Saved entries:

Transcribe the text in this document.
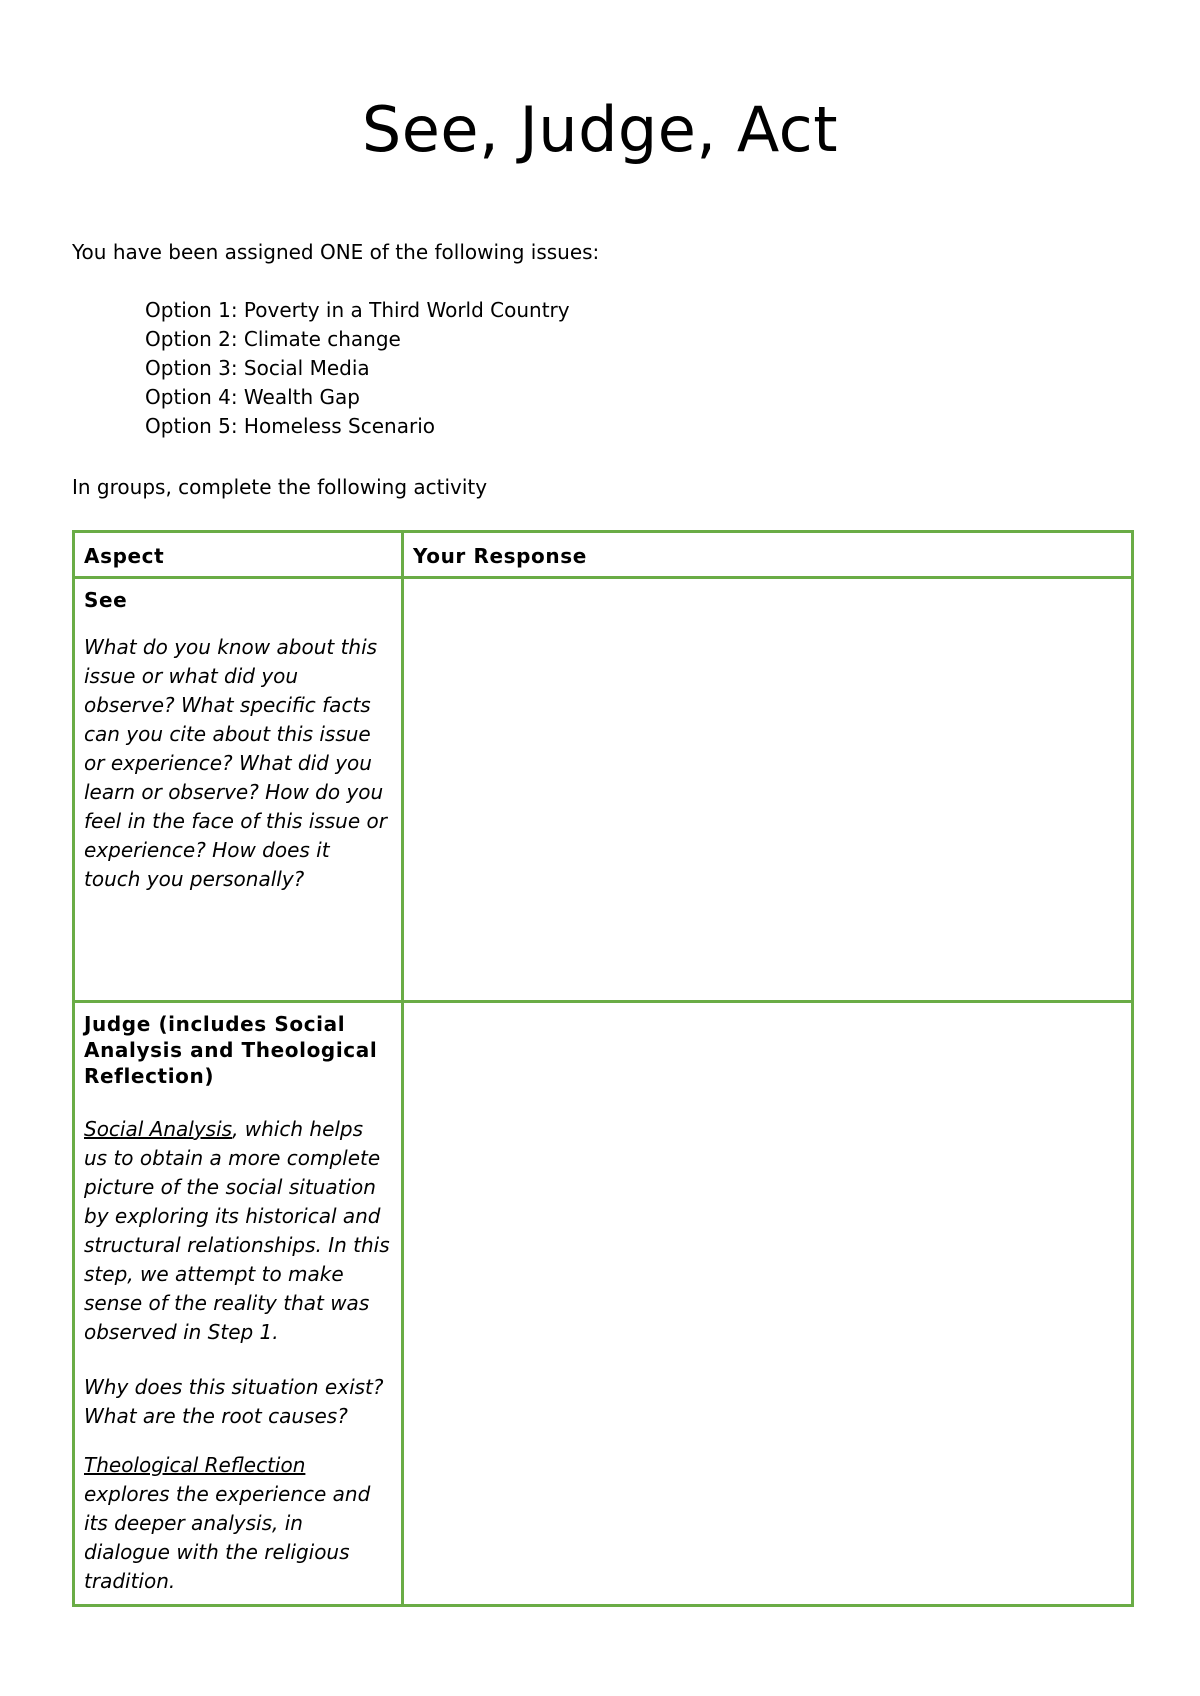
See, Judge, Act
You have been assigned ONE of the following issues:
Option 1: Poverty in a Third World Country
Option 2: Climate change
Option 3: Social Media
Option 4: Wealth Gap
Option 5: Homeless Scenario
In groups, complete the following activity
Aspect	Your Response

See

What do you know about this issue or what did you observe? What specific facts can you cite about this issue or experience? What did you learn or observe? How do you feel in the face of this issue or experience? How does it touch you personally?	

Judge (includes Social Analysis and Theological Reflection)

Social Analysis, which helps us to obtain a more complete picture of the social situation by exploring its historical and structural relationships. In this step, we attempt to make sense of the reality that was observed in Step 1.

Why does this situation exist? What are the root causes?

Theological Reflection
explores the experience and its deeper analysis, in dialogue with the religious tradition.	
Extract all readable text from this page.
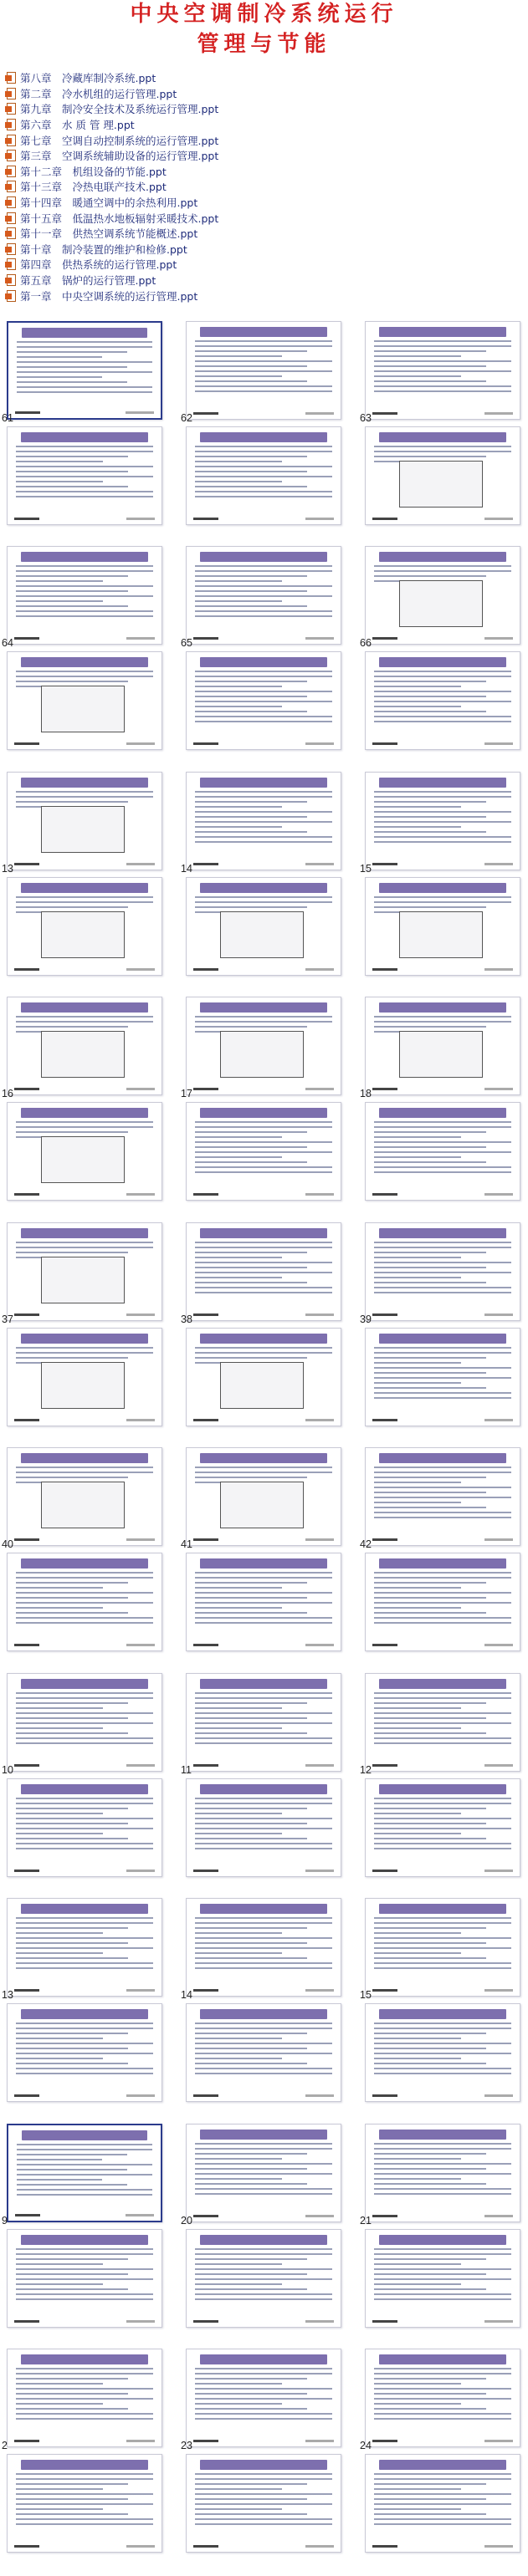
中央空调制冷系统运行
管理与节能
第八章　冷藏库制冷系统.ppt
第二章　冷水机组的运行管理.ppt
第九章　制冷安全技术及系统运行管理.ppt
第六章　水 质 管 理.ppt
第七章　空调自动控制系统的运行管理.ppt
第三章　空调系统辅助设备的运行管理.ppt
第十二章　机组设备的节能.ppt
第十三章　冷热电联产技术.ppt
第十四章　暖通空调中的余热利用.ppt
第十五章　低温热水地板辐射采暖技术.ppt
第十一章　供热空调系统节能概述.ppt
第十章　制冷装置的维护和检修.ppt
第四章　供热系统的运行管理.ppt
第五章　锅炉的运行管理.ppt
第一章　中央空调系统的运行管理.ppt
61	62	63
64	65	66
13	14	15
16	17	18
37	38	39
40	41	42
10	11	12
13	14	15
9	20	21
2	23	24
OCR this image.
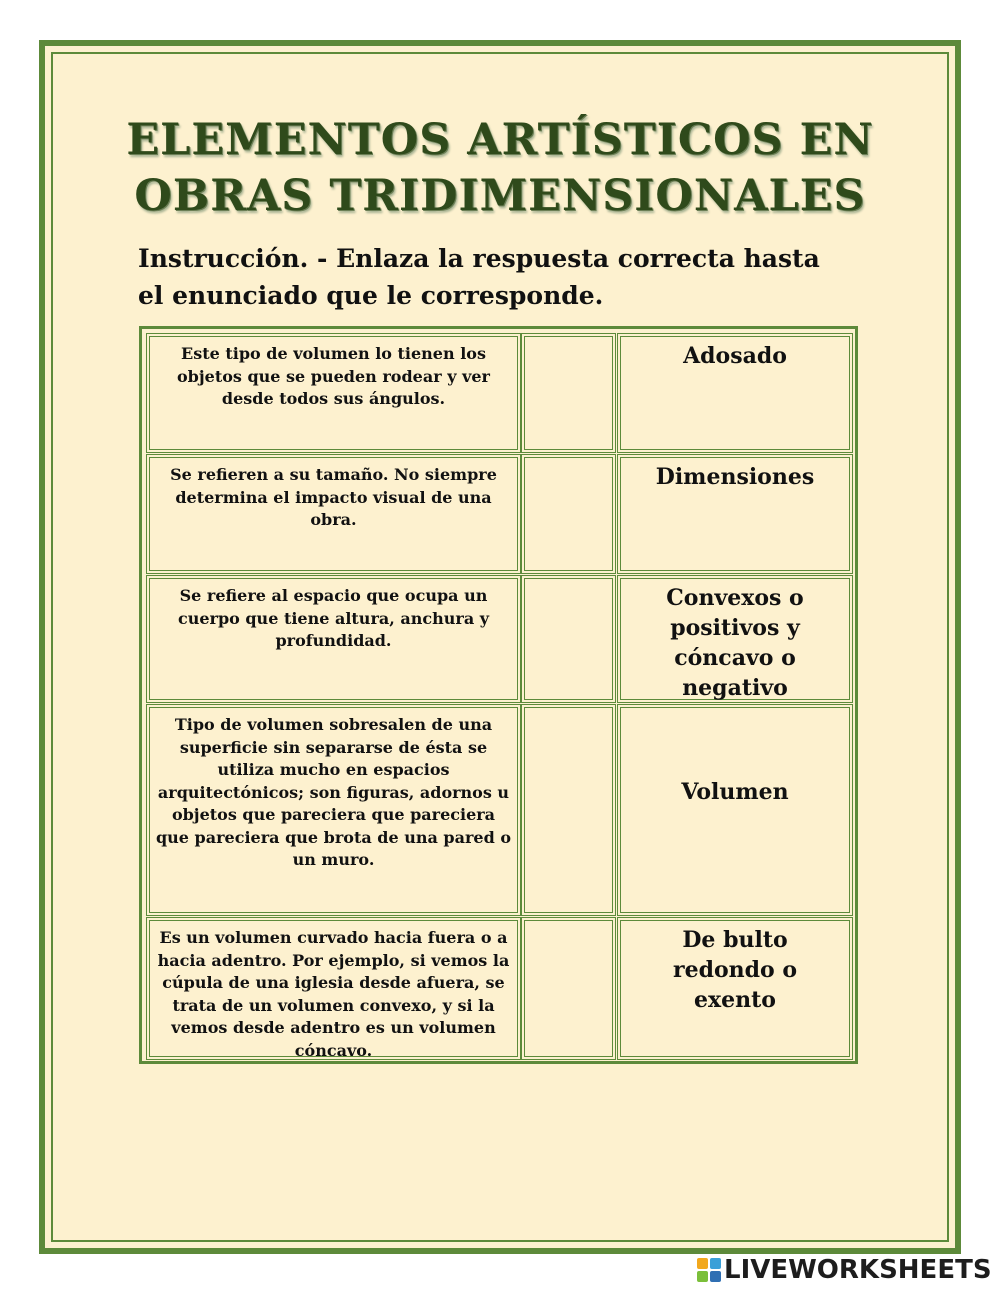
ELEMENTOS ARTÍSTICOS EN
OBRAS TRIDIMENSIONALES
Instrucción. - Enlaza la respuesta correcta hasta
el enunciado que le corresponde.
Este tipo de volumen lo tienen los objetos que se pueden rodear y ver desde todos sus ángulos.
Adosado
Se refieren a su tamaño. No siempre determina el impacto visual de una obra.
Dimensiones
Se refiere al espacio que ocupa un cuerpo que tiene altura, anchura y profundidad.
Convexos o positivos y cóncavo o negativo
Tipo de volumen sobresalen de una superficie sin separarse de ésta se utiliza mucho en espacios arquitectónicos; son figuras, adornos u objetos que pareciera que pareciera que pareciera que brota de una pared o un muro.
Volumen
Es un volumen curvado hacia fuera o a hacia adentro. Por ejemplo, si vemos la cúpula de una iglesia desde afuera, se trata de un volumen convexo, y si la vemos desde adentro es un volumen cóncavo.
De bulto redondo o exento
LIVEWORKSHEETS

SET PROBLEM
Point out every line holding the string "following" and copy it.

ANSWER TO THIS PROBLEM
You have been assigned ONE of the following issues:
In groups, complete the following activity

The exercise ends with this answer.